(GIVEN TASK): Lift every line from the entries that includes the word "true".

(RECORDS SHOWN):

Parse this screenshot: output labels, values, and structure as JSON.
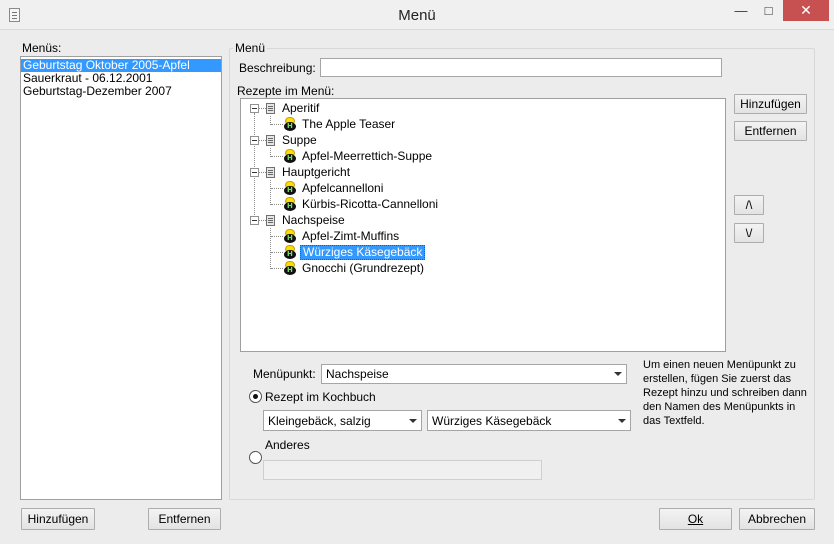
{
  "window": {
    "title": "Menü"
  },
  "menus": {
    "label": "Menüs:",
    "items": [
      {
        "label": "Geburtstag Oktober 2005-Apfel",
        "selected": true
      },
      {
        "label": "Sauerkraut - 06.12.2001",
        "selected": false
      },
      {
        "label": "Geburtstag-Dezember 2007",
        "selected": false
      }
    ],
    "add_label": "Hinzufügen",
    "remove_label": "Entfernen"
  },
  "menu_group": {
    "title": "Menü",
    "description_label": "Beschreibung:",
    "description_value": "",
    "recipes_label": "Rezepte im Menü:",
    "tree": [
      {
        "category": "Aperitif",
        "recipes": [
          {
            "name": "The Apple Teaser",
            "selected": false
          }
        ]
      },
      {
        "category": "Suppe",
        "recipes": [
          {
            "name": "Apfel-Meerrettich-Suppe",
            "selected": false
          }
        ]
      },
      {
        "category": "Hauptgericht",
        "recipes": [
          {
            "name": "Apfelcannelloni",
            "selected": false
          },
          {
            "name": "Kürbis-Ricotta-Cannelloni",
            "selected": false
          }
        ]
      },
      {
        "category": "Nachspeise",
        "recipes": [
          {
            "name": "Apfel-Zimt-Muffins",
            "selected": false
          },
          {
            "name": "Würziges Käsegebäck",
            "selected": true
          },
          {
            "name": "Gnocchi (Grundrezept)",
            "selected": false
          }
        ]
      }
    ],
    "add_label": "Hinzufügen",
    "remove_label": "Entfernen",
    "up_label": "/\\",
    "down_label": "\\/"
  },
  "menu_item": {
    "label": "Menüpunkt:",
    "value": "Nachspeise",
    "help_text": "Um einen neuen Menüpunkt zu erstellen, fügen Sie zuerst das Rezept hinzu und schreiben dann den Namen des Menüpunkts in das Textfeld.",
    "cookbook_option_label": "Rezept im Kochbuch",
    "cookbook_selected": true,
    "category_value": "Kleingebäck, salzig",
    "recipe_value": "Würziges Käsegebäck",
    "other_option_label": "Anderes",
    "other_selected": false,
    "other_value": ""
  },
  "footer": {
    "ok_label": "Ok",
    "cancel_label": "Abbrechen"
  },
  "colors": {
    "selection": "#3399ff",
    "close_button": "#c75050"
  }
}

(OUTPUT OF THE EXERCISE):
        "selected": true
            "selected": true
    "cookbook_selected": true,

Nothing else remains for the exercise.